GIVEN DATA:
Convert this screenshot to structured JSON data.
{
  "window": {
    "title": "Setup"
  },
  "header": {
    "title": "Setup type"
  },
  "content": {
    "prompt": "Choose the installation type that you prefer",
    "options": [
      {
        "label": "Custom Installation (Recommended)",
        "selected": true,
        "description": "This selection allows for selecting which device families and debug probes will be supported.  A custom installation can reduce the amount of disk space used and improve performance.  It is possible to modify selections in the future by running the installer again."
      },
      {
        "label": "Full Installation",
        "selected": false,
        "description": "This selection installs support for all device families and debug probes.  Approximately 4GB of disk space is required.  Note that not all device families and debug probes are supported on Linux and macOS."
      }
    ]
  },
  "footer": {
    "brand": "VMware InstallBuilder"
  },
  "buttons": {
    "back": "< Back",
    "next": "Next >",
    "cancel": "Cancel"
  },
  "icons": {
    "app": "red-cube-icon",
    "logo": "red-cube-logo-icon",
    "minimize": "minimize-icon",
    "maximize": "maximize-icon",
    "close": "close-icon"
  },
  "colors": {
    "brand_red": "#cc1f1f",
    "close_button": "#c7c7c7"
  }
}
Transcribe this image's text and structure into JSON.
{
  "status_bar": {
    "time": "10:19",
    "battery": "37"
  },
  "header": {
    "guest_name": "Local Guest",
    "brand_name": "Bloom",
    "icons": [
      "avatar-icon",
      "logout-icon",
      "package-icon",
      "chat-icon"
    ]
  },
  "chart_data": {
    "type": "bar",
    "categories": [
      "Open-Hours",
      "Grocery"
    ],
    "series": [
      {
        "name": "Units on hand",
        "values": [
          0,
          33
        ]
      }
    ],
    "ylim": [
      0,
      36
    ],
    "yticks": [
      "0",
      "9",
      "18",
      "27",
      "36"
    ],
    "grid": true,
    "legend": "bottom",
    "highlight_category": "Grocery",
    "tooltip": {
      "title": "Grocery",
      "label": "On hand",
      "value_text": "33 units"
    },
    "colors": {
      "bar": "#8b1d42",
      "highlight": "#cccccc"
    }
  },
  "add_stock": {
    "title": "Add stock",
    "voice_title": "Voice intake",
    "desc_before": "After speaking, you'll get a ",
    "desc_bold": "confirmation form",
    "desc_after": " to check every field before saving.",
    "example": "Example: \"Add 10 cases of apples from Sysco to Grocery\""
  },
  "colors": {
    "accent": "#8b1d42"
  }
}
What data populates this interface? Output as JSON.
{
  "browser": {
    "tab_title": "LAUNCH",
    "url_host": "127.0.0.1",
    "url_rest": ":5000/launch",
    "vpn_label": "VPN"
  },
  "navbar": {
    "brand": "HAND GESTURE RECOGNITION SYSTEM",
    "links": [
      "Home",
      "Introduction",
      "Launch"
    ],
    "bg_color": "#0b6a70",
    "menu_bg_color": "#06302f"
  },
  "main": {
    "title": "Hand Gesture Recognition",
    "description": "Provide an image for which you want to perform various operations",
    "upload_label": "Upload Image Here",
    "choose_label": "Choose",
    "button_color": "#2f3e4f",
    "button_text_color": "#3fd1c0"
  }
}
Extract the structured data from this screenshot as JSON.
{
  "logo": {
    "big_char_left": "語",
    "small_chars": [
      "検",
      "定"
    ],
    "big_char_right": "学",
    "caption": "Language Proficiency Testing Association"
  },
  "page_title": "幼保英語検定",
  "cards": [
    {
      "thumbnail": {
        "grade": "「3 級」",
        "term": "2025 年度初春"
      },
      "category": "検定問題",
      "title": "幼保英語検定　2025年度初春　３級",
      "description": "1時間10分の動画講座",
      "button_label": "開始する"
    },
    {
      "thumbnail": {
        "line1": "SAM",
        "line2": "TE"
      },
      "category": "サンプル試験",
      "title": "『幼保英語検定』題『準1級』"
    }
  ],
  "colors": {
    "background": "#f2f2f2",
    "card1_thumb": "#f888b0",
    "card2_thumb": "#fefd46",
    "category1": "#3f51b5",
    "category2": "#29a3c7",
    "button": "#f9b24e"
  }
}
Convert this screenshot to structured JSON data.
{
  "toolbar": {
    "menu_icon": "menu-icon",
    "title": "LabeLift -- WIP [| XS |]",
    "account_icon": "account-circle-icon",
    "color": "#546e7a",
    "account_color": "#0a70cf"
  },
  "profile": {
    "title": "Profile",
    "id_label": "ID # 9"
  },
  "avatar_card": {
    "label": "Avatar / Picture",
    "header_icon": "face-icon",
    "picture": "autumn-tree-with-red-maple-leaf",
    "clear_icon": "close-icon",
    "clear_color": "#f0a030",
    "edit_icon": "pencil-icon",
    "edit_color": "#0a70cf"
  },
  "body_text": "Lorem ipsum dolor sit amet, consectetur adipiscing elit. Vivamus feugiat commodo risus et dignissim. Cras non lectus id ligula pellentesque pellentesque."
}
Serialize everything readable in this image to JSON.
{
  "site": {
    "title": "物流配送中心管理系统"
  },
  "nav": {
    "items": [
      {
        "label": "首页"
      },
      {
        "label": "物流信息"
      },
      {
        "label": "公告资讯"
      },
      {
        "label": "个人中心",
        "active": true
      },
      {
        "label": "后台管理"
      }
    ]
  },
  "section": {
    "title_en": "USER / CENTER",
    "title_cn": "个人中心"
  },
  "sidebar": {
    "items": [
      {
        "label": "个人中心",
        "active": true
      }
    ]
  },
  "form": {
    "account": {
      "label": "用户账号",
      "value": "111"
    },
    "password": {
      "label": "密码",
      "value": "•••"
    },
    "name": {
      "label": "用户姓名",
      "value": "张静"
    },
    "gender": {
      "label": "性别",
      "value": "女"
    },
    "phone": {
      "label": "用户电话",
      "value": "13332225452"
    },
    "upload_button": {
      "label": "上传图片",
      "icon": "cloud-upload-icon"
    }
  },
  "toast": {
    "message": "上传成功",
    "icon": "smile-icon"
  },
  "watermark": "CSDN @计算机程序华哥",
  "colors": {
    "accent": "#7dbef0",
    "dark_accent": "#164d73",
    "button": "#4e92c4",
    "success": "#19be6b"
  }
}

INSTRUCTION:
Repeat precisely the lines of the data starting at the one containing "Serialize everything readable", last line included.

SOLUTION:
Serialize everything readable in this image to JSON.
{
  "site": {
    "title": "物流配送中心管理系统"
  },
  "nav": {
    "items": [
      {
        "label": "首页"
      },
      {
        "label": "物流信息"
      },
      {
        "label": "公告资讯"
      },
      {
        "label": "个人中心",
        "active": true
      },
      {
        "label": "后台管理"
      }
    ]
  },
  "section": {
    "title_en": "USER / CENTER",
    "title_cn": "个人中心"
  },
  "sidebar": {
    "items": [
      {
        "label": "个人中心",
        "active": true
      }
    ]
  },
  "form": {
    "account": {
      "label": "用户账号",
      "value": "111"
    },
    "password": {
      "label": "密码",
      "value": "•••"
    },
    "name": {
      "label": "用户姓名",
      "value": "张静"
    },
    "gender": {
      "label": "性别",
      "value": "女"
    },
    "phone": {
      "label": "用户电话",
      "value": "13332225452"
    },
    "upload_button": {
      "label": "上传图片",
      "icon": "cloud-upload-icon"
    }
  },
  "toast": {
    "message": "上传成功",
    "icon": "smile-icon"
  },
  "watermark": "CSDN @计算机程序华哥",
  "colors": {
    "accent": "#7dbef0",
    "dark_accent": "#164d73",
    "button": "#4e92c4",
    "success": "#19be6b"
  }
}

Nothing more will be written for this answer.